**Exercise objective**
Reproduce the listing below, replacing "Patent image size" with "Figure dimensions" everywhere and keeping all other text unchanged. Omit the pictures from your output.
'''
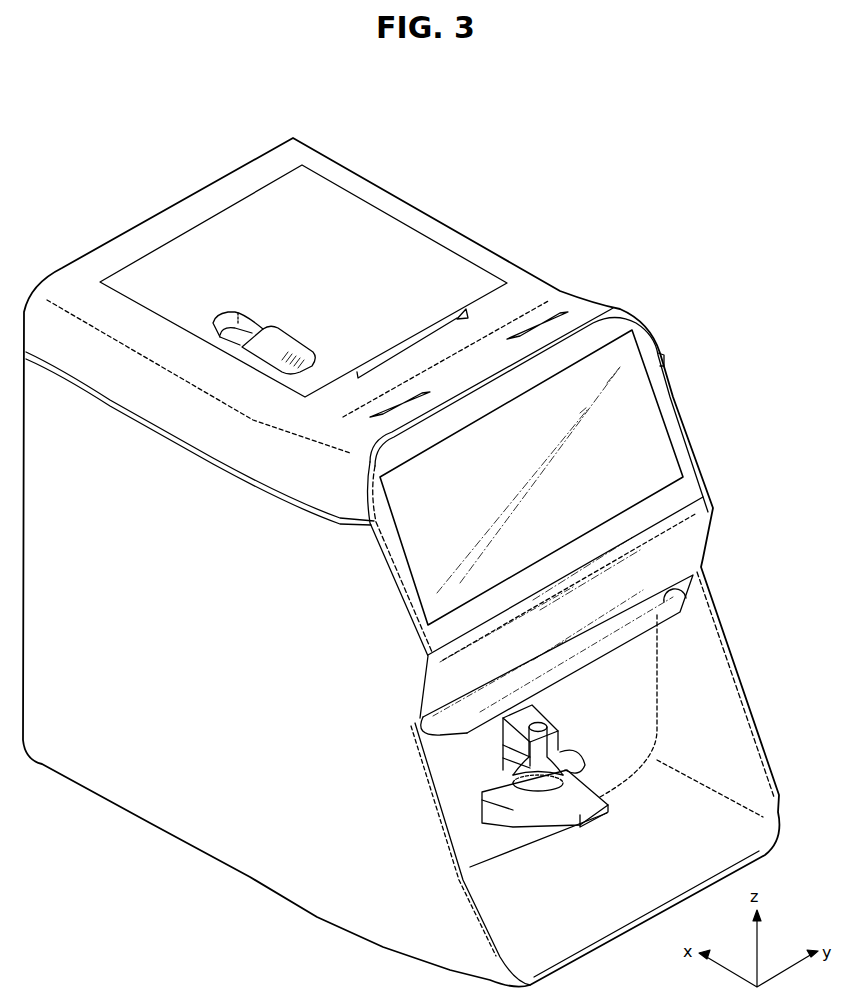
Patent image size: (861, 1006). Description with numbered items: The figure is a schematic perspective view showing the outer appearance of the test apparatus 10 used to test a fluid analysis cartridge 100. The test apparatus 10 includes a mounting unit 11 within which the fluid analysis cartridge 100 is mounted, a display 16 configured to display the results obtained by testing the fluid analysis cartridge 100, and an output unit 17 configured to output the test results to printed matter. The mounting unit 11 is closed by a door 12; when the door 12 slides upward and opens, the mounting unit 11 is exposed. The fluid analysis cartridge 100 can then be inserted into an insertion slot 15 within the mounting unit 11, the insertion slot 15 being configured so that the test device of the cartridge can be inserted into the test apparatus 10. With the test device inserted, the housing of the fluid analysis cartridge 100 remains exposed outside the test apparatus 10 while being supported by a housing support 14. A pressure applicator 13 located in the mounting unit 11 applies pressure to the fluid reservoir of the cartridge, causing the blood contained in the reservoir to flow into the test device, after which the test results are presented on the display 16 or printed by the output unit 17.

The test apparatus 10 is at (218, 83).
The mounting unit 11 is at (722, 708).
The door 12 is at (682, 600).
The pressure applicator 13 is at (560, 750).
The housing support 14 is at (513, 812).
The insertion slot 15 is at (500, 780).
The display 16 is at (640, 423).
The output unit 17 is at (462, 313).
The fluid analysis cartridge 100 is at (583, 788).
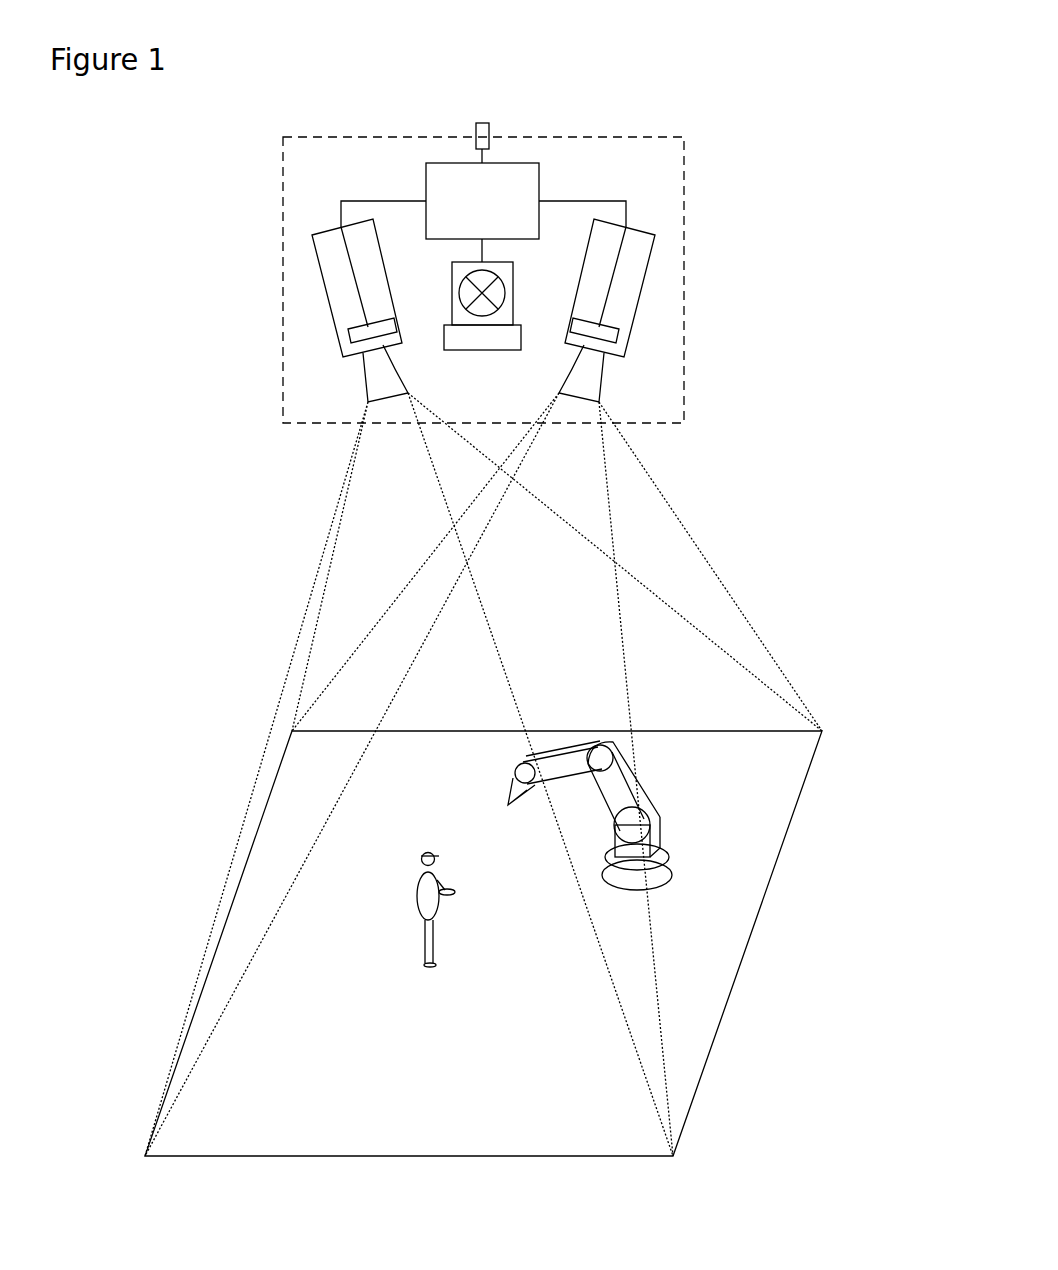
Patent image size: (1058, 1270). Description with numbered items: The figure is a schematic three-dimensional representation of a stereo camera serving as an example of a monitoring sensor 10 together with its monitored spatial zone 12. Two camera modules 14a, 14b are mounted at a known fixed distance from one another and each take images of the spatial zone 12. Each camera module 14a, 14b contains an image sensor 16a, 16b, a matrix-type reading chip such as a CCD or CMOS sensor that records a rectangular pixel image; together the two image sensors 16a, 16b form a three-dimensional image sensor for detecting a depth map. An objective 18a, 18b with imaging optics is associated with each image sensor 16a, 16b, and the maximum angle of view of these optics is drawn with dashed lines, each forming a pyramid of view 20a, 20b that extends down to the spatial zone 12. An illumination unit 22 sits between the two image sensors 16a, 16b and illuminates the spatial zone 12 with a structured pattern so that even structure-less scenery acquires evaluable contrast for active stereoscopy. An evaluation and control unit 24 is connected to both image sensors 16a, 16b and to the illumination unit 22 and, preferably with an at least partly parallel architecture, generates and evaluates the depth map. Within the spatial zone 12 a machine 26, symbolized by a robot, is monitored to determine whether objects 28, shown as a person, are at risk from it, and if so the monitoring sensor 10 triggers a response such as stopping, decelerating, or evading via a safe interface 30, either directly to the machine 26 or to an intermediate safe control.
'''
**Solution for this task**
Figure dimensions: (861, 1006). Description with numbered items: The figure is a schematic perspective view showing the outer appearance of the test apparatus 10 used to test a fluid analysis cartridge 100. The test apparatus 10 includes a mounting unit 11 within which the fluid analysis cartridge 100 is mounted, a display 16 configured to display the results obtained by testing the fluid analysis cartridge 100, and an output unit 17 configured to output the test results to printed matter. The mounting unit 11 is closed by a door 12; when the door 12 slides upward and opens, the mounting unit 11 is exposed. The fluid analysis cartridge 100 can then be inserted into an insertion slot 15 within the mounting unit 11, the insertion slot 15 being configured so that the test device of the cartridge can be inserted into the test apparatus 10. With the test device inserted, the housing of the fluid analysis cartridge 100 remains exposed outside the test apparatus 10 while being supported by a housing support 14. A pressure applicator 13 located in the mounting unit 11 applies pressure to the fluid reservoir of the cartridge, causing the blood contained in the reservoir to flow into the test device, after which the test results are presented on the display 16 or printed by the output unit 17.

The test apparatus 10 is at (218, 83).
The mounting unit 11 is at (722, 708).
The door 12 is at (682, 600).
The pressure applicator 13 is at (560, 750).
The housing support 14 is at (513, 812).
The insertion slot 15 is at (500, 780).
The display 16 is at (640, 423).
The output unit 17 is at (462, 313).
The fluid analysis cartridge 100 is at (583, 788).
Figure dimensions: (1058, 1270). Description with numbered items: The figure is a schematic three-dimensional representation of a stereo camera serving as an example of a monitoring sensor 10 together with its monitored spatial zone 12. Two camera modules 14a, 14b are mounted at a known fixed distance from one another and each take images of the spatial zone 12. Each camera module 14a, 14b contains an image sensor 16a, 16b, a matrix-type reading chip such as a CCD or CMOS sensor that records a rectangular pixel image; together the two image sensors 16a, 16b form a three-dimensional image sensor for detecting a depth map. An objective 18a, 18b with imaging optics is associated with each image sensor 16a, 16b, and the maximum angle of view of these optics is drawn with dashed lines, each forming a pyramid of view 20a, 20b that extends down to the spatial zone 12. An illumination unit 22 sits between the two image sensors 16a, 16b and illuminates the spatial zone 12 with a structured pattern so that even structure-less scenery acquires evaluable contrast for active stereoscopy. An evaluation and control unit 24 is connected to both image sensors 16a, 16b and to the illumination unit 22 and, preferably with an at least partly parallel architecture, generates and evaluates the depth map. Within the spatial zone 12 a machine 26, symbolized by a robot, is monitored to determine whether objects 28, shown as a person, are at risk from it, and if so the monitoring sensor 10 triggers a response such as stopping, decelerating, or evading via a safe interface 30, either directly to the machine 26 or to an intermediate safe control.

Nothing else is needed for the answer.